## WHAT IS NEEDED:
Copy out each line of the material below with no changes.

* BEGIN *

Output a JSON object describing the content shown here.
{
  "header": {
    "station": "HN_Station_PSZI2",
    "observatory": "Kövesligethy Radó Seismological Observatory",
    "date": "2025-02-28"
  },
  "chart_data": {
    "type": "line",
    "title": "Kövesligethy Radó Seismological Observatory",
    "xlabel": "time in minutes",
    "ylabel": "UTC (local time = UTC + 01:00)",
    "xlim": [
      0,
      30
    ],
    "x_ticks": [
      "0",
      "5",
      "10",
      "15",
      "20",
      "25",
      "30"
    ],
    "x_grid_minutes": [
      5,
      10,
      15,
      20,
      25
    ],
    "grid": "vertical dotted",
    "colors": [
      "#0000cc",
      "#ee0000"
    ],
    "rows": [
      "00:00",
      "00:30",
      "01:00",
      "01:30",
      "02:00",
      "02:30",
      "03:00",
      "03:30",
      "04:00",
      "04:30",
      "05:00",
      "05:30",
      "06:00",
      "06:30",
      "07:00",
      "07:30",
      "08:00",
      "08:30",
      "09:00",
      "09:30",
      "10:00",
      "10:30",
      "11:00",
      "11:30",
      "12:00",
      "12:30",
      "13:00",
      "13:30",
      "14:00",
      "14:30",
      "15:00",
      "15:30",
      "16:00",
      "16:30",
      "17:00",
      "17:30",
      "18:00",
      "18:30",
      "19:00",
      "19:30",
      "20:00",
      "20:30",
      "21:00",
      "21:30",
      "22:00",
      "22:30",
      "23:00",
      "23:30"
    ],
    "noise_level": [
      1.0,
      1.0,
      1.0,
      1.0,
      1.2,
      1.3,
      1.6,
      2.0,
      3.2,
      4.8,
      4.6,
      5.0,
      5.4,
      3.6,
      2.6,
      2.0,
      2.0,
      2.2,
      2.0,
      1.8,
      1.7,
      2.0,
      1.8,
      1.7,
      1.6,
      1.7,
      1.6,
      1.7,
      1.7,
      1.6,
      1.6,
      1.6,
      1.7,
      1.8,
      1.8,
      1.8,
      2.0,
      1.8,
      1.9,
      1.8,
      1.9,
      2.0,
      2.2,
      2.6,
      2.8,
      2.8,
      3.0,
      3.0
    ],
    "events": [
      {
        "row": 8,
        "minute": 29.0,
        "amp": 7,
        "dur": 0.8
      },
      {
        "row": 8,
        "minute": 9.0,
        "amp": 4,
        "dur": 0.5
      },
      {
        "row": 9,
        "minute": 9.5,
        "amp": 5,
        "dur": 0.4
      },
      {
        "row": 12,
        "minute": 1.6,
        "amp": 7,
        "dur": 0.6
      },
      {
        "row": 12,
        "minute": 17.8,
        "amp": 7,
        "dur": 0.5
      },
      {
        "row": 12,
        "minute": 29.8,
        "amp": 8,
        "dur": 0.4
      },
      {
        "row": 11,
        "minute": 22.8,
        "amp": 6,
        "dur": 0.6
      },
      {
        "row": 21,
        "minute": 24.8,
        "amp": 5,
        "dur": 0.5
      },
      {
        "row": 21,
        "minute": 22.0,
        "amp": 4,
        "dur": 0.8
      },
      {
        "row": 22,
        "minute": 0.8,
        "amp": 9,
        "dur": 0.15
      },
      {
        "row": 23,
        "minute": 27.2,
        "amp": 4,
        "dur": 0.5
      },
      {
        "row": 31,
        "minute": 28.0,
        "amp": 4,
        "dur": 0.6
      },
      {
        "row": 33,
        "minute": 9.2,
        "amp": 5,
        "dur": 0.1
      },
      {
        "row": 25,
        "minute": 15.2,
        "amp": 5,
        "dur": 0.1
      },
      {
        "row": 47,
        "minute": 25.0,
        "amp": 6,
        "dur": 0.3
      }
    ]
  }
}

* END *

## TASK ANSWER:
Output a JSON object describing the content shown here.
{
  "header": {
    "station": "HN_Station_PSZI2",
    "observatory": "Kövesligethy Radó Seismological Observatory",
    "date": "2025-02-28"
  },
  "chart_data": {
    "type": "line",
    "title": "Kövesligethy Radó Seismological Observatory",
    "xlabel": "time in minutes",
    "ylabel": "UTC (local time = UTC + 01:00)",
    "xlim": [
      0,
      30
    ],
    "x_ticks": [
      "0",
      "5",
      "10",
      "15",
      "20",
      "25",
      "30"
    ],
    "x_grid_minutes": [
      5,
      10,
      15,
      20,
      25
    ],
    "grid": "vertical dotted",
    "colors": [
      "#0000cc",
      "#ee0000"
    ],
    "rows": [
      "00:00",
      "00:30",
      "01:00",
      "01:30",
      "02:00",
      "02:30",
      "03:00",
      "03:30",
      "04:00",
      "04:30",
      "05:00",
      "05:30",
      "06:00",
      "06:30",
      "07:00",
      "07:30",
      "08:00",
      "08:30",
      "09:00",
      "09:30",
      "10:00",
      "10:30",
      "11:00",
      "11:30",
      "12:00",
      "12:30",
      "13:00",
      "13:30",
      "14:00",
      "14:30",
      "15:00",
      "15:30",
      "16:00",
      "16:30",
      "17:00",
      "17:30",
      "18:00",
      "18:30",
      "19:00",
      "19:30",
      "20:00",
      "20:30",
      "21:00",
      "21:30",
      "22:00",
      "22:30",
      "23:00",
      "23:30"
    ],
    "noise_level": [
      1.0,
      1.0,
      1.0,
      1.0,
      1.2,
      1.3,
      1.6,
      2.0,
      3.2,
      4.8,
      4.6,
      5.0,
      5.4,
      3.6,
      2.6,
      2.0,
      2.0,
      2.2,
      2.0,
      1.8,
      1.7,
      2.0,
      1.8,
      1.7,
      1.6,
      1.7,
      1.6,
      1.7,
      1.7,
      1.6,
      1.6,
      1.6,
      1.7,
      1.8,
      1.8,
      1.8,
      2.0,
      1.8,
      1.9,
      1.8,
      1.9,
      2.0,
      2.2,
      2.6,
      2.8,
      2.8,
      3.0,
      3.0
    ],
    "events": [
      {
        "row": 8,
        "minute": 29.0,
        "amp": 7,
        "dur": 0.8
      },
      {
        "row": 8,
        "minute": 9.0,
        "amp": 4,
        "dur": 0.5
      },
      {
        "row": 9,
        "minute": 9.5,
        "amp": 5,
        "dur": 0.4
      },
      {
        "row": 12,
        "minute": 1.6,
        "amp": 7,
        "dur": 0.6
      },
      {
        "row": 12,
        "minute": 17.8,
        "amp": 7,
        "dur": 0.5
      },
      {
        "row": 12,
        "minute": 29.8,
        "amp": 8,
        "dur": 0.4
      },
      {
        "row": 11,
        "minute": 22.8,
        "amp": 6,
        "dur": 0.6
      },
      {
        "row": 21,
        "minute": 24.8,
        "amp": 5,
        "dur": 0.5
      },
      {
        "row": 21,
        "minute": 22.0,
        "amp": 4,
        "dur": 0.8
      },
      {
        "row": 22,
        "minute": 0.8,
        "amp": 9,
        "dur": 0.15
      },
      {
        "row": 23,
        "minute": 27.2,
        "amp": 4,
        "dur": 0.5
      },
      {
        "row": 31,
        "minute": 28.0,
        "amp": 4,
        "dur": 0.6
      },
      {
        "row": 33,
        "minute": 9.2,
        "amp": 5,
        "dur": 0.1
      },
      {
        "row": 25,
        "minute": 15.2,
        "amp": 5,
        "dur": 0.1
      },
      {
        "row": 47,
        "minute": 25.0,
        "amp": 6,
        "dur": 0.3
      }
    ]
  }
}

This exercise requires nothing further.